WRITTEN PROBLEM
Write out the data below in full, unchanged, minus the images.

Stored entries:
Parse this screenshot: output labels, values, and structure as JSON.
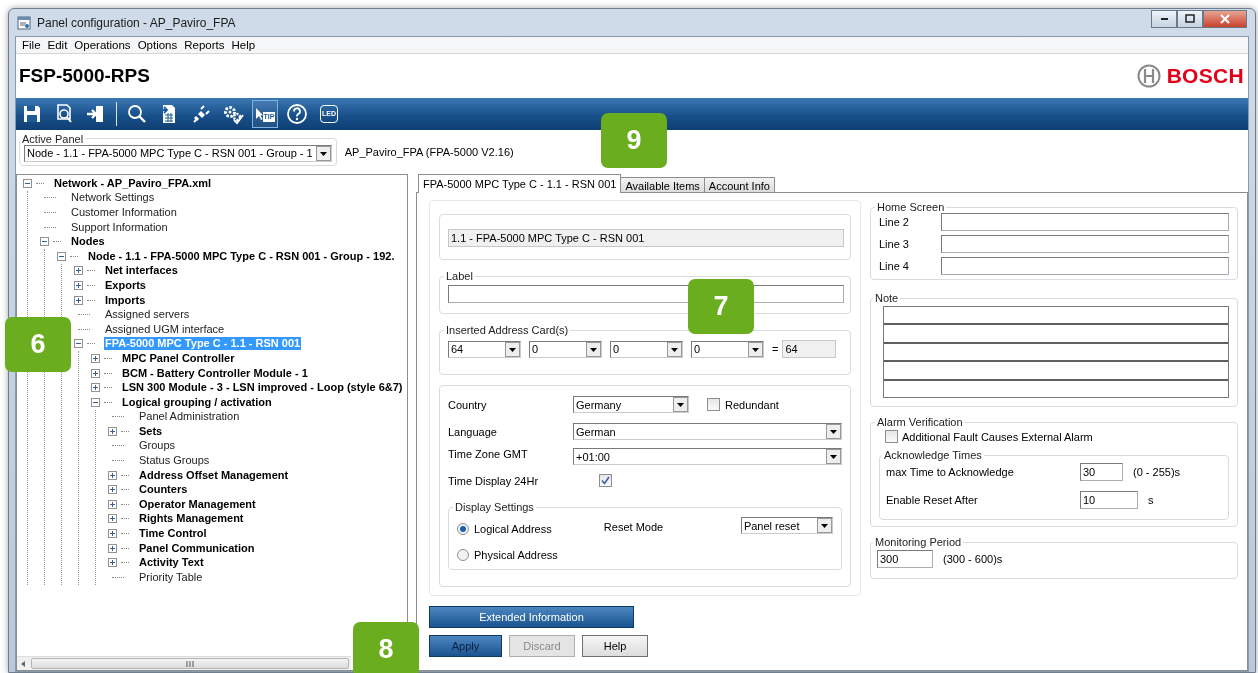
{
  "window": {
    "title": "Panel configuration - AP_Paviro_FPA"
  },
  "menu": [
    {
      "label": "File"
    },
    {
      "label": "Edit"
    },
    {
      "label": "Operations"
    },
    {
      "label": "Options"
    },
    {
      "label": "Reports"
    },
    {
      "label": "Help"
    }
  ],
  "header": {
    "title": "FSP-5000-RPS",
    "brand": "BOSCH"
  },
  "toolbar": [
    {
      "kind": "save",
      "pressed": false
    },
    {
      "kind": "preview",
      "pressed": false
    },
    {
      "kind": "exit",
      "pressed": false
    },
    {
      "kind": "separator"
    },
    {
      "kind": "search",
      "pressed": false
    },
    {
      "kind": "import",
      "pressed": false
    },
    {
      "kind": "connect",
      "pressed": false
    },
    {
      "kind": "settings",
      "pressed": false
    },
    {
      "kind": "tip",
      "label": "TIP",
      "pressed": true
    },
    {
      "kind": "help",
      "pressed": false
    },
    {
      "kind": "led",
      "label": "LED",
      "pressed": false
    }
  ],
  "active_panel": {
    "legend": "Active Panel",
    "value": "Node - 1.1 - FPA-5000 MPC Type C - RSN 001 - Group - 1",
    "info": "AP_Paviro_FPA  (FPA-5000 V2.16)"
  },
  "tree": [
    {
      "label": "Network - AP_Paviro_FPA.xml",
      "kind": "folder",
      "expanded": true,
      "selected": false,
      "children": [
        {
          "label": "Network Settings",
          "kind": "leaf",
          "selected": false
        },
        {
          "label": "Customer Information",
          "kind": "leaf",
          "selected": false
        },
        {
          "label": "Support Information",
          "kind": "leaf",
          "selected": false
        },
        {
          "label": "Nodes",
          "kind": "folder",
          "expanded": true,
          "selected": false,
          "children": [
            {
              "label": "Node - 1.1 - FPA-5000 MPC Type C - RSN 001 - Group - 192.",
              "kind": "folder",
              "expanded": true,
              "selected": false,
              "children": [
                {
                  "label": "Net interfaces",
                  "kind": "folder",
                  "expanded": false,
                  "selected": false
                },
                {
                  "label": "Exports",
                  "kind": "folder",
                  "expanded": false,
                  "selected": false
                },
                {
                  "label": "Imports",
                  "kind": "folder",
                  "expanded": false,
                  "selected": false
                },
                {
                  "label": "Assigned servers",
                  "kind": "leaf",
                  "selected": false
                },
                {
                  "label": "Assigned UGM interface",
                  "kind": "leaf",
                  "selected": false
                },
                {
                  "label": "FPA-5000 MPC Type C - 1.1 - RSN 001",
                  "kind": "folder",
                  "expanded": true,
                  "selected": true,
                  "children": [
                    {
                      "label": "MPC Panel Controller",
                      "kind": "folder",
                      "expanded": false,
                      "selected": false
                    },
                    {
                      "label": "BCM - Battery Controller Module - 1",
                      "kind": "folder",
                      "expanded": false,
                      "selected": false
                    },
                    {
                      "label": "LSN 300 Module - 3 - LSN improved - Loop (style 6&7)",
                      "kind": "folder",
                      "expanded": false,
                      "selected": false
                    },
                    {
                      "label": "Logical grouping / activation",
                      "kind": "folder",
                      "expanded": true,
                      "selected": false,
                      "children": [
                        {
                          "label": "Panel Administration",
                          "kind": "leaf",
                          "selected": false
                        },
                        {
                          "label": "Sets",
                          "kind": "folder",
                          "expanded": false,
                          "selected": false
                        },
                        {
                          "label": "Groups",
                          "kind": "leaf",
                          "selected": false
                        },
                        {
                          "label": "Status Groups",
                          "kind": "leaf",
                          "selected": false
                        },
                        {
                          "label": "Address Offset Management",
                          "kind": "folder",
                          "expanded": false,
                          "selected": false
                        },
                        {
                          "label": "Counters",
                          "kind": "folder",
                          "expanded": false,
                          "selected": false
                        },
                        {
                          "label": "Operator Management",
                          "kind": "folder",
                          "expanded": false,
                          "selected": false
                        },
                        {
                          "label": "Rights Management",
                          "kind": "folder",
                          "expanded": false,
                          "selected": false
                        },
                        {
                          "label": "Time Control",
                          "kind": "folder",
                          "expanded": false,
                          "selected": false
                        },
                        {
                          "label": "Panel Communication",
                          "kind": "folder",
                          "expanded": false,
                          "selected": false
                        },
                        {
                          "label": "Activity Text",
                          "kind": "folder",
                          "expanded": false,
                          "selected": false
                        },
                        {
                          "label": "Priority Table",
                          "kind": "leaf",
                          "selected": false
                        }
                      ]
                    }
                  ]
                }
              ]
            }
          ]
        }
      ]
    }
  ],
  "tabs": [
    {
      "label": "FPA-5000 MPC Type C - 1.1 - RSN 001",
      "selected": true
    },
    {
      "label": "Available Items",
      "selected": false
    },
    {
      "label": "Account Info",
      "selected": false
    }
  ],
  "form": {
    "name_field": "1.1 - FPA-5000 MPC Type C - RSN 001",
    "label": {
      "legend": "Label"
    },
    "address_cards": {
      "legend": "Inserted Address Card(s)",
      "cards": [
        "64",
        "0",
        "0",
        "0"
      ],
      "equals": "=",
      "total": "64"
    },
    "country": {
      "label": "Country",
      "value": "Germany"
    },
    "redundant": {
      "label": "Redundant",
      "checked": false
    },
    "language": {
      "label": "Language",
      "value": "German"
    },
    "time_zone": {
      "label": "Time Zone GMT",
      "value": "+01:00"
    },
    "time_display": {
      "label": "Time Display 24Hr",
      "checked": true
    },
    "display_settings": {
      "legend": "Display Settings",
      "options": [
        {
          "label": "Logical Address",
          "selected": true
        },
        {
          "label": "Physical Address",
          "selected": false
        }
      ],
      "reset_mode": {
        "label": "Reset Mode",
        "value": "Panel reset"
      }
    },
    "buttons": [
      {
        "label": "Extended Information",
        "kind": "wide",
        "disabled": false
      },
      {
        "label": "Apply",
        "kind": "primary",
        "disabled": false
      },
      {
        "label": "Discard",
        "kind": "normal",
        "disabled": true
      },
      {
        "label": "Help",
        "kind": "normal",
        "disabled": false
      }
    ]
  },
  "home_screen": {
    "legend": "Home Screen",
    "lines": [
      {
        "label": "Line 2"
      },
      {
        "label": "Line 3"
      },
      {
        "label": "Line 4"
      }
    ]
  },
  "note": {
    "legend": "Note"
  },
  "alarm_verification": {
    "legend": "Alarm Verification",
    "fault_alarm": {
      "label": "Additional Fault Causes External Alarm",
      "checked": false
    },
    "acknowledge_times": {
      "legend": "Acknowledge Times",
      "rows": [
        {
          "label": "max Time to Acknowledge",
          "value": "30",
          "range": "(0 - 255)s"
        },
        {
          "label": "Enable Reset After",
          "value": "10",
          "range": "s"
        }
      ]
    }
  },
  "monitoring_period": {
    "legend": "Monitoring Period",
    "value": "300",
    "range": "(300 - 600)s"
  },
  "callouts": [
    {
      "label": "6"
    },
    {
      "label": "7"
    },
    {
      "label": "8"
    },
    {
      "label": "9"
    }
  ]
}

FULL ANSWER
Parse this screenshot: output labels, values, and structure as JSON.
{
  "window": {
    "title": "Panel configuration - AP_Paviro_FPA"
  },
  "menu": [
    {
      "label": "File"
    },
    {
      "label": "Edit"
    },
    {
      "label": "Operations"
    },
    {
      "label": "Options"
    },
    {
      "label": "Reports"
    },
    {
      "label": "Help"
    }
  ],
  "header": {
    "title": "FSP-5000-RPS",
    "brand": "BOSCH"
  },
  "toolbar": [
    {
      "kind": "save",
      "pressed": false
    },
    {
      "kind": "preview",
      "pressed": false
    },
    {
      "kind": "exit",
      "pressed": false
    },
    {
      "kind": "separator"
    },
    {
      "kind": "search",
      "pressed": false
    },
    {
      "kind": "import",
      "pressed": false
    },
    {
      "kind": "connect",
      "pressed": false
    },
    {
      "kind": "settings",
      "pressed": false
    },
    {
      "kind": "tip",
      "label": "TIP",
      "pressed": true
    },
    {
      "kind": "help",
      "pressed": false
    },
    {
      "kind": "led",
      "label": "LED",
      "pressed": false
    }
  ],
  "active_panel": {
    "legend": "Active Panel",
    "value": "Node - 1.1 - FPA-5000 MPC Type C - RSN 001 - Group - 1",
    "info": "AP_Paviro_FPA  (FPA-5000 V2.16)"
  },
  "tree": [
    {
      "label": "Network - AP_Paviro_FPA.xml",
      "kind": "folder",
      "expanded": true,
      "selected": false,
      "children": [
        {
          "label": "Network Settings",
          "kind": "leaf",
          "selected": false
        },
        {
          "label": "Customer Information",
          "kind": "leaf",
          "selected": false
        },
        {
          "label": "Support Information",
          "kind": "leaf",
          "selected": false
        },
        {
          "label": "Nodes",
          "kind": "folder",
          "expanded": true,
          "selected": false,
          "children": [
            {
              "label": "Node - 1.1 - FPA-5000 MPC Type C - RSN 001 - Group - 192.",
              "kind": "folder",
              "expanded": true,
              "selected": false,
              "children": [
                {
                  "label": "Net interfaces",
                  "kind": "folder",
                  "expanded": false,
                  "selected": false
                },
                {
                  "label": "Exports",
                  "kind": "folder",
                  "expanded": false,
                  "selected": false
                },
                {
                  "label": "Imports",
                  "kind": "folder",
                  "expanded": false,
                  "selected": false
                },
                {
                  "label": "Assigned servers",
                  "kind": "leaf",
                  "selected": false
                },
                {
                  "label": "Assigned UGM interface",
                  "kind": "leaf",
                  "selected": false
                },
                {
                  "label": "FPA-5000 MPC Type C - 1.1 - RSN 001",
                  "kind": "folder",
                  "expanded": true,
                  "selected": true,
                  "children": [
                    {
                      "label": "MPC Panel Controller",
                      "kind": "folder",
                      "expanded": false,
                      "selected": false
                    },
                    {
                      "label": "BCM - Battery Controller Module - 1",
                      "kind": "folder",
                      "expanded": false,
                      "selected": false
                    },
                    {
                      "label": "LSN 300 Module - 3 - LSN improved - Loop (style 6&7)",
                      "kind": "folder",
                      "expanded": false,
                      "selected": false
                    },
                    {
                      "label": "Logical grouping / activation",
                      "kind": "folder",
                      "expanded": true,
                      "selected": false,
                      "children": [
                        {
                          "label": "Panel Administration",
                          "kind": "leaf",
                          "selected": false
                        },
                        {
                          "label": "Sets",
                          "kind": "folder",
                          "expanded": false,
                          "selected": false
                        },
                        {
                          "label": "Groups",
                          "kind": "leaf",
                          "selected": false
                        },
                        {
                          "label": "Status Groups",
                          "kind": "leaf",
                          "selected": false
                        },
                        {
                          "label": "Address Offset Management",
                          "kind": "folder",
                          "expanded": false,
                          "selected": false
                        },
                        {
                          "label": "Counters",
                          "kind": "folder",
                          "expanded": false,
                          "selected": false
                        },
                        {
                          "label": "Operator Management",
                          "kind": "folder",
                          "expanded": false,
                          "selected": false
                        },
                        {
                          "label": "Rights Management",
                          "kind": "folder",
                          "expanded": false,
                          "selected": false
                        },
                        {
                          "label": "Time Control",
                          "kind": "folder",
                          "expanded": false,
                          "selected": false
                        },
                        {
                          "label": "Panel Communication",
                          "kind": "folder",
                          "expanded": false,
                          "selected": false
                        },
                        {
                          "label": "Activity Text",
                          "kind": "folder",
                          "expanded": false,
                          "selected": false
                        },
                        {
                          "label": "Priority Table",
                          "kind": "leaf",
                          "selected": false
                        }
                      ]
                    }
                  ]
                }
              ]
            }
          ]
        }
      ]
    }
  ],
  "tabs": [
    {
      "label": "FPA-5000 MPC Type C - 1.1 - RSN 001",
      "selected": true
    },
    {
      "label": "Available Items",
      "selected": false
    },
    {
      "label": "Account Info",
      "selected": false
    }
  ],
  "form": {
    "name_field": "1.1 - FPA-5000 MPC Type C - RSN 001",
    "label": {
      "legend": "Label"
    },
    "address_cards": {
      "legend": "Inserted Address Card(s)",
      "cards": [
        "64",
        "0",
        "0",
        "0"
      ],
      "equals": "=",
      "total": "64"
    },
    "country": {
      "label": "Country",
      "value": "Germany"
    },
    "redundant": {
      "label": "Redundant",
      "checked": false
    },
    "language": {
      "label": "Language",
      "value": "German"
    },
    "time_zone": {
      "label": "Time Zone GMT",
      "value": "+01:00"
    },
    "time_display": {
      "label": "Time Display 24Hr",
      "checked": true
    },
    "display_settings": {
      "legend": "Display Settings",
      "options": [
        {
          "label": "Logical Address",
          "selected": true
        },
        {
          "label": "Physical Address",
          "selected": false
        }
      ],
      "reset_mode": {
        "label": "Reset Mode",
        "value": "Panel reset"
      }
    },
    "buttons": [
      {
        "label": "Extended Information",
        "kind": "wide",
        "disabled": false
      },
      {
        "label": "Apply",
        "kind": "primary",
        "disabled": false
      },
      {
        "label": "Discard",
        "kind": "normal",
        "disabled": true
      },
      {
        "label": "Help",
        "kind": "normal",
        "disabled": false
      }
    ]
  },
  "home_screen": {
    "legend": "Home Screen",
    "lines": [
      {
        "label": "Line 2"
      },
      {
        "label": "Line 3"
      },
      {
        "label": "Line 4"
      }
    ]
  },
  "note": {
    "legend": "Note"
  },
  "alarm_verification": {
    "legend": "Alarm Verification",
    "fault_alarm": {
      "label": "Additional Fault Causes External Alarm",
      "checked": false
    },
    "acknowledge_times": {
      "legend": "Acknowledge Times",
      "rows": [
        {
          "label": "max Time to Acknowledge",
          "value": "30",
          "range": "(0 - 255)s"
        },
        {
          "label": "Enable Reset After",
          "value": "10",
          "range": "s"
        }
      ]
    }
  },
  "monitoring_period": {
    "legend": "Monitoring Period",
    "value": "300",
    "range": "(300 - 600)s"
  },
  "callouts": [
    {
      "label": "6"
    },
    {
      "label": "7"
    },
    {
      "label": "8"
    },
    {
      "label": "9"
    }
  ]
}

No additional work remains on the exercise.